◆ **CHALLENGE**:
Write out the whole of the material exactly.

Data entries:
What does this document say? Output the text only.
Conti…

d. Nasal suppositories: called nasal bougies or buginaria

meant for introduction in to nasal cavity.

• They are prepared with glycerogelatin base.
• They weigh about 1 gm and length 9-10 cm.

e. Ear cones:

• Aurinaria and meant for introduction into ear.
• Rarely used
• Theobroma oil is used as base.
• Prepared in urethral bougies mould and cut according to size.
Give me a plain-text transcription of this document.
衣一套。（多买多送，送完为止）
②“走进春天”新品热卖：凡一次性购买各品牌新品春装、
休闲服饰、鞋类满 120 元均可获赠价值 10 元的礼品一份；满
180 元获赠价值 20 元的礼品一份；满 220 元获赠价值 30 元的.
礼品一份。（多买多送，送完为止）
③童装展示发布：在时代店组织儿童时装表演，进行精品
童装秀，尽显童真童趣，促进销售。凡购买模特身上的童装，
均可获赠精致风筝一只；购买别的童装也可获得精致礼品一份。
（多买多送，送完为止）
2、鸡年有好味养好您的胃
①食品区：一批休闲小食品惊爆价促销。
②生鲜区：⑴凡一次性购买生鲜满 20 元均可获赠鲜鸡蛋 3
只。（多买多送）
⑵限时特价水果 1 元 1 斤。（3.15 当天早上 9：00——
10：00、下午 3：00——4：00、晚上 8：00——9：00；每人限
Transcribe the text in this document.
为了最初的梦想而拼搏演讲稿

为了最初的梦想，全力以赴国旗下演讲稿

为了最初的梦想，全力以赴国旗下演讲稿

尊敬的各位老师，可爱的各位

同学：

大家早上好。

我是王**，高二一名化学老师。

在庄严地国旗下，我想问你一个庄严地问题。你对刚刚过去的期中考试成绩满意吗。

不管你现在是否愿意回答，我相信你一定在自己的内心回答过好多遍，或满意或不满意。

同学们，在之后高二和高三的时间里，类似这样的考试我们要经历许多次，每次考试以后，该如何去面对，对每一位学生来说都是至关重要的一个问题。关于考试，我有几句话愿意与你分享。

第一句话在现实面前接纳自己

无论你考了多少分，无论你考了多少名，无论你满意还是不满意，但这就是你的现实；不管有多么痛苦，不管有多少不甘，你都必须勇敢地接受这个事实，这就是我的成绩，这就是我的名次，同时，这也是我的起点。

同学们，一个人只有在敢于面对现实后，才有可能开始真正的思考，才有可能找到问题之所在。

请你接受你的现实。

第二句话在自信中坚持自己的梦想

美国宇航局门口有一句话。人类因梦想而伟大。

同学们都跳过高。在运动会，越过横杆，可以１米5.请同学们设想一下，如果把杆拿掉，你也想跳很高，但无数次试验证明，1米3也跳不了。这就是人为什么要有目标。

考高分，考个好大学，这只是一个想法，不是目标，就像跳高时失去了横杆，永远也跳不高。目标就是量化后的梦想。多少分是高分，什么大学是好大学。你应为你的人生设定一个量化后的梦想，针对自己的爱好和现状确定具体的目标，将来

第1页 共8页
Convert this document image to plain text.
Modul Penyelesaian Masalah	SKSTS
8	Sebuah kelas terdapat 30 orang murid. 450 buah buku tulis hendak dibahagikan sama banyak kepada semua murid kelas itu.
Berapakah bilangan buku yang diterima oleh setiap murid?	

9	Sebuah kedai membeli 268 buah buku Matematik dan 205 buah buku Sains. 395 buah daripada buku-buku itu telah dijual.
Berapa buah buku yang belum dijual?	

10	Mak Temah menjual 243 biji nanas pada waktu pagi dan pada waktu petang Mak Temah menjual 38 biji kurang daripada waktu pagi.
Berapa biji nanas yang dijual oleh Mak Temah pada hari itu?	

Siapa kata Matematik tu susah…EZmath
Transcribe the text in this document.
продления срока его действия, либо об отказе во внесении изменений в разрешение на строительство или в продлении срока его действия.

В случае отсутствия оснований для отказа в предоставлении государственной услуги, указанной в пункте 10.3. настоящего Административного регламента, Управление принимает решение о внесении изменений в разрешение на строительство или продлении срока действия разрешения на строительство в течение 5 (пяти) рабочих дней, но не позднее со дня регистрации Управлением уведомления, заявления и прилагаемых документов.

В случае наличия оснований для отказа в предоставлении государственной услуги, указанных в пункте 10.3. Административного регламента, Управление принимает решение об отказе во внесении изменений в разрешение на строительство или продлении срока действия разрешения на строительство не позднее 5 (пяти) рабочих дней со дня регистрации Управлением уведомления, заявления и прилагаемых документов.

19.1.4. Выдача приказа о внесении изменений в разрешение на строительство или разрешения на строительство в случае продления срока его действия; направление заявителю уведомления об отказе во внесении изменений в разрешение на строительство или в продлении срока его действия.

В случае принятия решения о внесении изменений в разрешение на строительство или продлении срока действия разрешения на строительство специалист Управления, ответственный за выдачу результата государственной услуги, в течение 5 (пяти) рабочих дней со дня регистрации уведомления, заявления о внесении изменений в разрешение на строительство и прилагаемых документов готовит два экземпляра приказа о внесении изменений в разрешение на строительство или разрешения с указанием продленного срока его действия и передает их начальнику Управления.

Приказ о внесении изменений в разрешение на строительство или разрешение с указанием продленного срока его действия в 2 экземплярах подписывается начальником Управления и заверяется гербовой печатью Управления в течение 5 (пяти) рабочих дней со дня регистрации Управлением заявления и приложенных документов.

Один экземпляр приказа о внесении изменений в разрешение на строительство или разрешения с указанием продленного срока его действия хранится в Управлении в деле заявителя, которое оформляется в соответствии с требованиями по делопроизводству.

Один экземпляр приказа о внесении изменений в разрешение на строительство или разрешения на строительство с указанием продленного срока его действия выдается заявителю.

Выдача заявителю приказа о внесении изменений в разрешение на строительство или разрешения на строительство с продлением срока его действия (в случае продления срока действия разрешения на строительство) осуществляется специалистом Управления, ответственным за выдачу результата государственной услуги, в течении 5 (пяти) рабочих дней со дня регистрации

◆ **WRITTEN ANSWER**:
What does this document say? Output the text only.
Conti…

d. Nasal suppositories: called nasal bougies or buginaria

meant for introduction in to nasal cavity.

• They are prepared with glycerogelatin base.
• They weigh about 1 gm and length 9-10 cm.

e. Ear cones:

• Aurinaria and meant for introduction into ear.
• Rarely used
• Theobroma oil is used as base.
• Prepared in urethral bougies mould and cut according to size.
Give me a plain-text transcription of this document.
衣一套。（多买多送，送完为止）
②“走进春天”新品热卖：凡一次性购买各品牌新品春装、
休闲服饰、鞋类满 120 元均可获赠价值 10 元的礼品一份；满
180 元获赠价值 20 元的礼品一份；满 220 元获赠价值 30 元的.
礼品一份。（多买多送，送完为止）
③童装展示发布：在时代店组织儿童时装表演，进行精品
童装秀，尽显童真童趣，促进销售。凡购买模特身上的童装，
均可获赠精致风筝一只；购买别的童装也可获得精致礼品一份。
（多买多送，送完为止）
2、鸡年有好味养好您的胃
①食品区：一批休闲小食品惊爆价促销。
②生鲜区：⑴凡一次性购买生鲜满 20 元均可获赠鲜鸡蛋 3
只。（多买多送）
⑵限时特价水果 1 元 1 斤。（3.15 当天早上 9：00——
10：00、下午 3：00——4：00、晚上 8：00——9：00；每人限
Transcribe the text in this document.
为了最初的梦想而拼搏演讲稿

为了最初的梦想，全力以赴国旗下演讲稿

为了最初的梦想，全力以赴国旗下演讲稿

尊敬的各位老师，可爱的各位

同学：

大家早上好。

我是王**，高二一名化学老师。

在庄严地国旗下，我想问你一个庄严地问题。你对刚刚过去的期中考试成绩满意吗。

不管你现在是否愿意回答，我相信你一定在自己的内心回答过好多遍，或满意或不满意。

同学们，在之后高二和高三的时间里，类似这样的考试我们要经历许多次，每次考试以后，该如何去面对，对每一位学生来说都是至关重要的一个问题。关于考试，我有几句话愿意与你分享。

第一句话在现实面前接纳自己

无论你考了多少分，无论你考了多少名，无论你满意还是不满意，但这就是你的现实；不管有多么痛苦，不管有多少不甘，你都必须勇敢地接受这个事实，这就是我的成绩，这就是我的名次，同时，这也是我的起点。

同学们，一个人只有在敢于面对现实后，才有可能开始真正的思考，才有可能找到问题之所在。

请你接受你的现实。

第二句话在自信中坚持自己的梦想

美国宇航局门口有一句话。人类因梦想而伟大。

同学们都跳过高。在运动会，越过横杆，可以１米5.请同学们设想一下，如果把杆拿掉，你也想跳很高，但无数次试验证明，1米3也跳不了。这就是人为什么要有目标。

考高分，考个好大学，这只是一个想法，不是目标，就像跳高时失去了横杆，永远也跳不高。目标就是量化后的梦想。多少分是高分，什么大学是好大学。你应为你的人生设定一个量化后的梦想，针对自己的爱好和现状确定具体的目标，将来

第1页 共8页
Convert this document image to plain text.
Modul Penyelesaian Masalah	SKSTS
8	Sebuah kelas terdapat 30 orang murid. 450 buah buku tulis hendak dibahagikan sama banyak kepada semua murid kelas itu.
Berapakah bilangan buku yang diterima oleh setiap murid?	

9	Sebuah kedai membeli 268 buah buku Matematik dan 205 buah buku Sains. 395 buah daripada buku-buku itu telah dijual.
Berapa buah buku yang belum dijual?	

10	Mak Temah menjual 243 biji nanas pada waktu pagi dan pada waktu petang Mak Temah menjual 38 biji kurang daripada waktu pagi.
Berapa biji nanas yang dijual oleh Mak Temah pada hari itu?	

Siapa kata Matematik tu susah…EZmath
Transcribe the text in this document.
продления срока его действия, либо об отказе во внесении изменений в разрешение на строительство или в продлении срока его действия.

В случае отсутствия оснований для отказа в предоставлении государственной услуги, указанной в пункте 10.3. настоящего Административного регламента, Управление принимает решение о внесении изменений в разрешение на строительство или продлении срока действия разрешения на строительство в течение 5 (пяти) рабочих дней, но не позднее со дня регистрации Управлением уведомления, заявления и прилагаемых документов.

В случае наличия оснований для отказа в предоставлении государственной услуги, указанных в пункте 10.3. Административного регламента, Управление принимает решение об отказе во внесении изменений в разрешение на строительство или продлении срока действия разрешения на строительство не позднее 5 (пяти) рабочих дней со дня регистрации Управлением уведомления, заявления и прилагаемых документов.

19.1.4. Выдача приказа о внесении изменений в разрешение на строительство или разрешения на строительство в случае продления срока его действия; направление заявителю уведомления об отказе во внесении изменений в разрешение на строительство или в продлении срока его действия.

В случае принятия решения о внесении изменений в разрешение на строительство или продлении срока действия разрешения на строительство специалист Управления, ответственный за выдачу результата государственной услуги, в течение 5 (пяти) рабочих дней со дня регистрации уведомления, заявления о внесении изменений в разрешение на строительство и прилагаемых документов готовит два экземпляра приказа о внесении изменений в разрешение на строительство или разрешения с указанием продленного срока его действия и передает их начальнику Управления.

Приказ о внесении изменений в разрешение на строительство или разрешение с указанием продленного срока его действия в 2 экземплярах подписывается начальником Управления и заверяется гербовой печатью Управления в течение 5 (пяти) рабочих дней со дня регистрации Управлением заявления и приложенных документов.

Один экземпляр приказа о внесении изменений в разрешение на строительство или разрешения с указанием продленного срока его действия хранится в Управлении в деле заявителя, которое оформляется в соответствии с требованиями по делопроизводству.

Один экземпляр приказа о внесении изменений в разрешение на строительство или разрешения на строительство с указанием продленного срока его действия выдается заявителю.

Выдача заявителю приказа о внесении изменений в разрешение на строительство или разрешения на строительство с продлением срока его действия (в случае продления срока действия разрешения на строительство) осуществляется специалистом Управления, ответственным за выдачу результата государственной услуги, в течении 5 (пяти) рабочих дней со дня регистрации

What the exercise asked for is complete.